Replace the content of Server.cs with this code block.

This is a simple Swytch application that starts a server that listens on the default URI prefix http://127.0.0.1:8080/ and returns an HTML response to all HTTP GET requests to the root path or /. For every other path it shall respond with a 404 Not Found and request to the root path with any other method apart from HTTP GET will ge 405 Method Not Allowed.

Now let's go over what this code does line by line.

  1. First, we specify all the namespaces which contains the methods and classes that serve our purpose.

  2. Then we go ahead and create an instance on a swytchApp.

  3. Next we configure our Swytch app to perform a specific action when we receive a GET request on the root path(/) using the AddAction method. We shall refer to this as adding an action to our Swytch app. The method takes in 3 parameters. First is the HTTP method(s) on which we should perform the action, the second is the path and the third is the action method/handler method itself. You will find more information on what the action method is, how to write it and different ways of using it in the guide section.

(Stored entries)
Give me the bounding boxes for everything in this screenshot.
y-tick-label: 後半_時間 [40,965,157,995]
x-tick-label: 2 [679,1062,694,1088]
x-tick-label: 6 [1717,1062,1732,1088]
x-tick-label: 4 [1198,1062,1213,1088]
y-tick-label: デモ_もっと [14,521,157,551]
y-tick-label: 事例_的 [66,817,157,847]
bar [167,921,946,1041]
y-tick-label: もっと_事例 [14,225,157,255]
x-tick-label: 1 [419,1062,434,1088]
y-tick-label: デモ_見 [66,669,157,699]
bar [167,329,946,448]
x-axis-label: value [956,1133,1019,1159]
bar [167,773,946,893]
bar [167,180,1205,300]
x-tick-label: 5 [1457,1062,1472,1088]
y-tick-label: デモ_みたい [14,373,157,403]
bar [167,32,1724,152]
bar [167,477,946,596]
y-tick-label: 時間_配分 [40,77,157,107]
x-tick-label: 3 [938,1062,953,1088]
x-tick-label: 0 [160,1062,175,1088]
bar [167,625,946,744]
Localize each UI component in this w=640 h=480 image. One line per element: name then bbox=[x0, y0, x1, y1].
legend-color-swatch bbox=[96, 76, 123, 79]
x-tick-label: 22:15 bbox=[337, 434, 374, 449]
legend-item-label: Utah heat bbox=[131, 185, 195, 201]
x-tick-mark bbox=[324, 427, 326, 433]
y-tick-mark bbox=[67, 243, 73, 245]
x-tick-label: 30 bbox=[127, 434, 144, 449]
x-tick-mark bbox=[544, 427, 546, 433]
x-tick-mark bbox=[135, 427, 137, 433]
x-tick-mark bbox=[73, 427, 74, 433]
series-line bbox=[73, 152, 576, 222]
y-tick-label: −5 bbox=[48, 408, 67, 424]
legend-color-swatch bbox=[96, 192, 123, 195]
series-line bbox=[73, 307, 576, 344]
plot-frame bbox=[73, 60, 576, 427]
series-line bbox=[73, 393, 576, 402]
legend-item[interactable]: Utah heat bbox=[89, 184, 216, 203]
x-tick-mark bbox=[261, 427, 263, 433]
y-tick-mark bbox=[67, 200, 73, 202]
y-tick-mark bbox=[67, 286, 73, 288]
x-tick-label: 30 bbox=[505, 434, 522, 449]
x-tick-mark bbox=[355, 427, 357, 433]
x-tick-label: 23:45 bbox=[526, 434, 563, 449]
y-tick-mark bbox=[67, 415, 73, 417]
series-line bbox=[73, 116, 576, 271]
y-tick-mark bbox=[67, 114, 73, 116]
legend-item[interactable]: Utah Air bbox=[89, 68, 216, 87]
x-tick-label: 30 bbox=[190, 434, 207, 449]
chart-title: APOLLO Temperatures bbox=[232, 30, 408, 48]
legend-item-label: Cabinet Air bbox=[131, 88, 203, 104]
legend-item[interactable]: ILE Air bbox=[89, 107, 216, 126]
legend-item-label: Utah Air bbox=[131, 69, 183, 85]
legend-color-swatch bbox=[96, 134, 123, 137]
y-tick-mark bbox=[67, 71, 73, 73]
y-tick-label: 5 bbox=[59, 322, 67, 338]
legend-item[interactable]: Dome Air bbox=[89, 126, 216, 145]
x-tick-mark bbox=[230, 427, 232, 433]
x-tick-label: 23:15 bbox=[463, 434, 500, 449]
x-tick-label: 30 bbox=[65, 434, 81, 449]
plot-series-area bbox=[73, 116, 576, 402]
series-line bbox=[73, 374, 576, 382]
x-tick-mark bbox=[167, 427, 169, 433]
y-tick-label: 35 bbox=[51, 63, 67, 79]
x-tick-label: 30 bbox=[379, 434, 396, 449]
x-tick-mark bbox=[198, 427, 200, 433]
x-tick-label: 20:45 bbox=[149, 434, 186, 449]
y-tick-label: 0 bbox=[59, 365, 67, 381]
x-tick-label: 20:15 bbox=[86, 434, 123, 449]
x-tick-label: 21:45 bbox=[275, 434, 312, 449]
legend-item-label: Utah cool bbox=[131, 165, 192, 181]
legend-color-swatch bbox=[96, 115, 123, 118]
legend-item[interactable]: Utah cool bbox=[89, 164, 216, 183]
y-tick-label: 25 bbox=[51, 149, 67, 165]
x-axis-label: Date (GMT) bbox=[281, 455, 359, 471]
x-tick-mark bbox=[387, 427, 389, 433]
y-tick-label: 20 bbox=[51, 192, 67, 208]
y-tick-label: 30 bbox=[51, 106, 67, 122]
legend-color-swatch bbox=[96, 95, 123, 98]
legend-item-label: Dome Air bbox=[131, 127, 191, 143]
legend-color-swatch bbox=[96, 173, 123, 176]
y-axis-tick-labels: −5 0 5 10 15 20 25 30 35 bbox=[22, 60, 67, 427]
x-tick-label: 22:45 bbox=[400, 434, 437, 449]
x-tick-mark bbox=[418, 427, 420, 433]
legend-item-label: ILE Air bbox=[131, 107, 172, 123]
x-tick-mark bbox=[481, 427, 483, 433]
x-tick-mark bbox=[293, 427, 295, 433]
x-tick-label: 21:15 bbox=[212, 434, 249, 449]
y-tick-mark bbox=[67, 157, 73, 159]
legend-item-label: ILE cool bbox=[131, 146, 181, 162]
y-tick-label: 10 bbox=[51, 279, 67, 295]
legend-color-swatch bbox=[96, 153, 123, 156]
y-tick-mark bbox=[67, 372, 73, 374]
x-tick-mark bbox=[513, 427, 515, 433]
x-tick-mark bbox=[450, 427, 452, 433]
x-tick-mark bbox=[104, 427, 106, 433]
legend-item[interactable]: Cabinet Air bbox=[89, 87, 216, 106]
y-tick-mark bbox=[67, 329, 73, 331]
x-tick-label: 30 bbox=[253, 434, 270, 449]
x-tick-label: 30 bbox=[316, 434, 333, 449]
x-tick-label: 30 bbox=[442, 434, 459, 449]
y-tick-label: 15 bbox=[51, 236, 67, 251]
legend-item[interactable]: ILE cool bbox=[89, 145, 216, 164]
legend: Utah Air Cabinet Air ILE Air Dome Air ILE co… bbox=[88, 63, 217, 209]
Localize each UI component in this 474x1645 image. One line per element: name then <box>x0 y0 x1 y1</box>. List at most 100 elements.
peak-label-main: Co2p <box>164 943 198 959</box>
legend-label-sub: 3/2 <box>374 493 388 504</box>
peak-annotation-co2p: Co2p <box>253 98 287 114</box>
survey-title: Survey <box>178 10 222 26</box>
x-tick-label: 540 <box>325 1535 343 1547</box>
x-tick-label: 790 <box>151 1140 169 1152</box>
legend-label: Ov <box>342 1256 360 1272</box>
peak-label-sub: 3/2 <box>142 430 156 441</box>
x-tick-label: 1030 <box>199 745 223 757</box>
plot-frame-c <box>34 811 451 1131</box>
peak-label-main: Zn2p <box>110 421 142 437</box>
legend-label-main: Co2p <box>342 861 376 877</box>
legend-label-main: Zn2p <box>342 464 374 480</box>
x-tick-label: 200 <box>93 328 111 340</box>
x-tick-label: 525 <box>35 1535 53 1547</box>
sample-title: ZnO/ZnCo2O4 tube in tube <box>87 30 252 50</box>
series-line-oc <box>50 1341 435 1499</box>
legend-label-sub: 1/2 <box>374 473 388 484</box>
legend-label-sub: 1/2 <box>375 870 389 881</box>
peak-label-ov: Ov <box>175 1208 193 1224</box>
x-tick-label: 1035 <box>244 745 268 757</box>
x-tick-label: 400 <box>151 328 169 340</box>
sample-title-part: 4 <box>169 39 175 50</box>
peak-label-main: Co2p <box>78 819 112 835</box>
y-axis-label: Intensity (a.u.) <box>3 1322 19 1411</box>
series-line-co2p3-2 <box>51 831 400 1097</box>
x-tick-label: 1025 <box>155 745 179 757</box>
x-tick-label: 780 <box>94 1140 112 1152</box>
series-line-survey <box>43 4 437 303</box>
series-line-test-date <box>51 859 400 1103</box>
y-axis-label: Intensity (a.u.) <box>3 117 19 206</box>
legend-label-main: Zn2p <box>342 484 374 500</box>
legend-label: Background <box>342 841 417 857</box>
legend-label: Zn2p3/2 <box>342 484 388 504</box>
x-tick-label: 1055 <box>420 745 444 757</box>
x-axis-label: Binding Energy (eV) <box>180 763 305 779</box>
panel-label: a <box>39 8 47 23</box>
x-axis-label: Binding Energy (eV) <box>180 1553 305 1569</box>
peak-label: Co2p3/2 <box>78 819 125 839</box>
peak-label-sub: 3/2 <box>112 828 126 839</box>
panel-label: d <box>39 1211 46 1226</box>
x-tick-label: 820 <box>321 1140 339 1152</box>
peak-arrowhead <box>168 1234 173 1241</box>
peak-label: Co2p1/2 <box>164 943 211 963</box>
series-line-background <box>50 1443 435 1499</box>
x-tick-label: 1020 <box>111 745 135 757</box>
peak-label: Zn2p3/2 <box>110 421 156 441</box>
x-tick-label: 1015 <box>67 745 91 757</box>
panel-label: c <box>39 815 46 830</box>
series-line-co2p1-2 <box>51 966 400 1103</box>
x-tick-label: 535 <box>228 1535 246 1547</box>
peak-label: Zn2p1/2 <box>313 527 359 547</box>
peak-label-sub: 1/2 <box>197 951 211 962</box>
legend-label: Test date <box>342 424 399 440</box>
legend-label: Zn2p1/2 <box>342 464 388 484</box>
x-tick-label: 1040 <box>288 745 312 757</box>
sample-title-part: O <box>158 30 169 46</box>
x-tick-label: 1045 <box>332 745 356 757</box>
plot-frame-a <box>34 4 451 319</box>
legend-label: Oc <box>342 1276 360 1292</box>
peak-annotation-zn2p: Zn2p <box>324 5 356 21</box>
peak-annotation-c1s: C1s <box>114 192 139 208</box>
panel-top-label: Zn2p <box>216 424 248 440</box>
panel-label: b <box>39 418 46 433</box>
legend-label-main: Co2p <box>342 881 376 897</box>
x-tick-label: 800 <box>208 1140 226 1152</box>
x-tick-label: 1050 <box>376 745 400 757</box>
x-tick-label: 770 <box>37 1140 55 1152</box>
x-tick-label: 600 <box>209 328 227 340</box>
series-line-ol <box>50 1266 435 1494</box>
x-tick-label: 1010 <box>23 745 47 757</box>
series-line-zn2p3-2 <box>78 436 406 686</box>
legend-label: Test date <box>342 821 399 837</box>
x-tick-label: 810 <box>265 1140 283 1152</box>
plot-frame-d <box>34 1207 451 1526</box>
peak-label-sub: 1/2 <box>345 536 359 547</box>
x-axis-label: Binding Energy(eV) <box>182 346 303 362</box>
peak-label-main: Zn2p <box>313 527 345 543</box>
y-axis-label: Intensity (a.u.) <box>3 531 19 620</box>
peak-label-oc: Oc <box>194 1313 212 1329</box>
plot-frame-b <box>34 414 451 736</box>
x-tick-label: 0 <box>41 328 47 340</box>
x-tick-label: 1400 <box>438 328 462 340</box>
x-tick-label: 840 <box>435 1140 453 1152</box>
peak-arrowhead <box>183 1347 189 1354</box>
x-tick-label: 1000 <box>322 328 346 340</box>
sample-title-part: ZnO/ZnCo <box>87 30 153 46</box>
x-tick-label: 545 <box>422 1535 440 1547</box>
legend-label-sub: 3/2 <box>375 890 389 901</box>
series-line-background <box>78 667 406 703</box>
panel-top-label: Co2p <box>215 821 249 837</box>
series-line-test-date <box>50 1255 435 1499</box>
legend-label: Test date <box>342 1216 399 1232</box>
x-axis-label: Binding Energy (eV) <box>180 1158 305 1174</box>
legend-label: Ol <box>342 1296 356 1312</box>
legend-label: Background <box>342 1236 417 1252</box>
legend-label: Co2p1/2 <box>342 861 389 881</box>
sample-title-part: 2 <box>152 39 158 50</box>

Parts of the exercise =>
**A)** In the Swytch tutorial, what is the default URI prefix the server listens on?
**B)** Decide whether each statement agrees with the Swytch tutorial, answering yes or no and quoting the deciding words: (i) The server answers requests to paths other than the root with a 404 Not Found. (ii) The AddAction method takes two parameters. (iii) The second parameter of AddAction is the path.
**C)** Extend the Swytch tutorial's line-by-line walkthrough beyond its last sentence.

Per-task answers =>
**A)** http://127.0.0.1:8080/

**B)**
(i) Yes: "For every other path it shall respond with a 404 Not Found"
(ii) No: "The method takes in 3 parameters."
(iii) Yes: "the second is the path"

**C)**
  4. Finally, we start our server and wait for requests.

To run the application simply make sure you're in the project root and then execute Dotnet run in the terminal or just start it from your IDE with whatever button provided and navigate to http://127.0.0.1:8080/ in your browser.

SwytchApp

SwytchApp represents the running application. An instance of this class is your web application or server. It holds all configurations, including route definitions, server settings, static file caching policies etc.

You can configure your SwytchApp using the SwytchConfig class, which provides sensible defaults. For example, the default configuration for the above application has cache max age is 3600 seconds, and template precompilation is disabled (false). But we can change that with.

SwytchApp swytchApp  = new SwytchApp(new SwytchConfig
{
    StaticCacheMaxAge = 7200, // Set cache max age to 2 hours
    PrecompileTemplates = true // Enable precompilation
});

Routing

Swytch configures routing through the AddAction method, where you define the HTTP method(s), the route path, and the handler method. Note that routes are matched exactly, meaning "/about/" is not the same as "/about".

The route registration in the above application specifies just one HTTP method,but we can be fancier and allow multiple HTTP methods on the same route by separating them with a comma:

Multiple HTTP Methods

swytchApp.AddAction("GET,POST", "/", async (context) => {...});
This ensures that both GET and POST requests to "/" are handled by the same action/handler method.

Route Matching Order

Routes are matched in the order they are registered. If you register the same path separately for different HTTP methods, the first one will always take precedence.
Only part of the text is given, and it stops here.